_The task_
Quote the listing below in its entirety, omitting every image.

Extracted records
★ ★ ★ ★ ★
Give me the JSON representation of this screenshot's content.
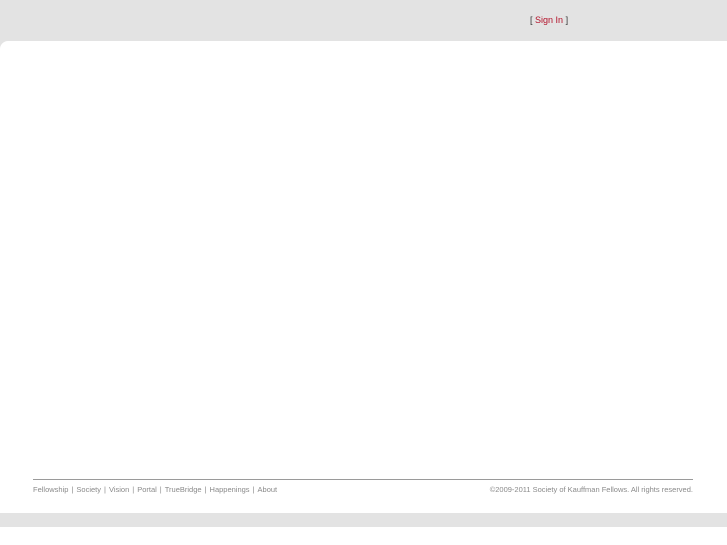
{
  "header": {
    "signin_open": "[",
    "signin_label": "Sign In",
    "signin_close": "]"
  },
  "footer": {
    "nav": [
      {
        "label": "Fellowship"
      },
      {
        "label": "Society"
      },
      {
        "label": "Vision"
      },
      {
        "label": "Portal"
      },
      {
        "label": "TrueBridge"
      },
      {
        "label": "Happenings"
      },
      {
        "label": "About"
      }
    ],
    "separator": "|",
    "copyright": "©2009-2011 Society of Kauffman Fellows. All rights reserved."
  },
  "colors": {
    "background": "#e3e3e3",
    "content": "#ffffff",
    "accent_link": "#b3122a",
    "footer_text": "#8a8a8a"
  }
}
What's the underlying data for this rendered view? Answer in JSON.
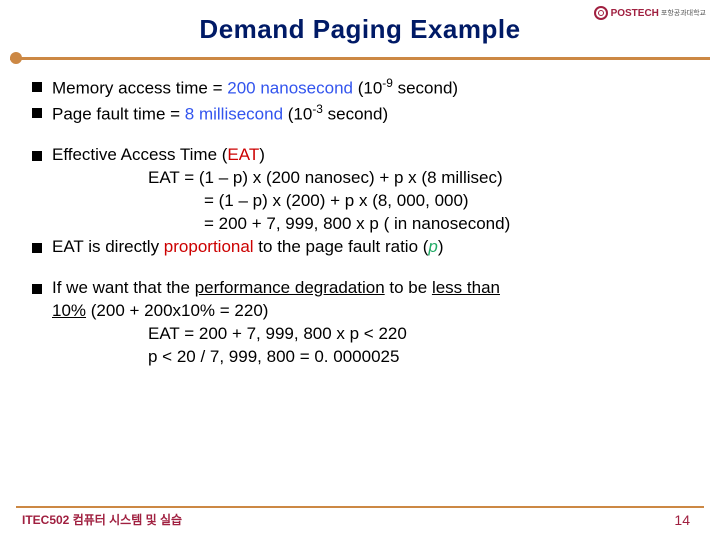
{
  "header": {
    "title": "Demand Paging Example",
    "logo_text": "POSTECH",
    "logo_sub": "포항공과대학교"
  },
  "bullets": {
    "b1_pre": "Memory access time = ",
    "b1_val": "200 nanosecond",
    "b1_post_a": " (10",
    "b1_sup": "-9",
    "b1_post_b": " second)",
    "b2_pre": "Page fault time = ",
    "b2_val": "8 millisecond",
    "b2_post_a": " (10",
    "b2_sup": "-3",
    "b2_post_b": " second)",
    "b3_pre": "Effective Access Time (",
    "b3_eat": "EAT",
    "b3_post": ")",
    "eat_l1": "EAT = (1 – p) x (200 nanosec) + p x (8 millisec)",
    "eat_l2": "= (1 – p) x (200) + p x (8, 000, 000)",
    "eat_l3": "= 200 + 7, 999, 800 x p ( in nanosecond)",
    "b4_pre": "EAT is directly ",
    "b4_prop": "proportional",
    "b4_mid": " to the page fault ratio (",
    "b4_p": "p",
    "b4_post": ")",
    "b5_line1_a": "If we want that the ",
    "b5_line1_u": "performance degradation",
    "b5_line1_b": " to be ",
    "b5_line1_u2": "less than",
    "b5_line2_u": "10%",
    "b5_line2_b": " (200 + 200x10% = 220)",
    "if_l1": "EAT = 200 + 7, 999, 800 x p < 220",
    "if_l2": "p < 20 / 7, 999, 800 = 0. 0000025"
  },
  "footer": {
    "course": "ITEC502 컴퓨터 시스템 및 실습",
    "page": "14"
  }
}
★ ★ ★ ★ ★
_Finished exercise_
Give me the JSON representation of this screenshot's content.
{
  "header": {
    "signin_open": "[",
    "signin_label": "Sign In",
    "signin_close": "]"
  },
  "footer": {
    "nav": [
      {
        "label": "Fellowship"
      },
      {
        "label": "Society"
      },
      {
        "label": "Vision"
      },
      {
        "label": "Portal"
      },
      {
        "label": "TrueBridge"
      },
      {
        "label": "Happenings"
      },
      {
        "label": "About"
      }
    ],
    "separator": "|",
    "copyright": "©2009-2011 Society of Kauffman Fellows. All rights reserved."
  },
  "colors": {
    "background": "#e3e3e3",
    "content": "#ffffff",
    "accent_link": "#b3122a",
    "footer_text": "#8a8a8a"
  }
}
What's the underlying data for this rendered view? Answer in JSON.
{
  "header": {
    "title": "Demand Paging Example",
    "logo_text": "POSTECH",
    "logo_sub": "포항공과대학교"
  },
  "bullets": {
    "b1_pre": "Memory access time = ",
    "b1_val": "200 nanosecond",
    "b1_post_a": " (10",
    "b1_sup": "-9",
    "b1_post_b": " second)",
    "b2_pre": "Page fault time = ",
    "b2_val": "8 millisecond",
    "b2_post_a": " (10",
    "b2_sup": "-3",
    "b2_post_b": " second)",
    "b3_pre": "Effective Access Time (",
    "b3_eat": "EAT",
    "b3_post": ")",
    "eat_l1": "EAT = (1 – p) x (200 nanosec) + p x (8 millisec)",
    "eat_l2": "= (1 – p) x (200) + p x (8, 000, 000)",
    "eat_l3": "= 200 + 7, 999, 800 x p ( in nanosecond)",
    "b4_pre": "EAT is directly ",
    "b4_prop": "proportional",
    "b4_mid": " to the page fault ratio (",
    "b4_p": "p",
    "b4_post": ")",
    "b5_line1_a": "If we want that the ",
    "b5_line1_u": "performance degradation",
    "b5_line1_b": " to be ",
    "b5_line1_u2": "less than",
    "b5_line2_u": "10%",
    "b5_line2_b": " (200 + 200x10% = 220)",
    "if_l1": "EAT = 200 + 7, 999, 800 x p < 220",
    "if_l2": "p < 20 / 7, 999, 800 = 0. 0000025"
  },
  "footer": {
    "course": "ITEC502 컴퓨터 시스템 및 실습",
    "page": "14"
  }
}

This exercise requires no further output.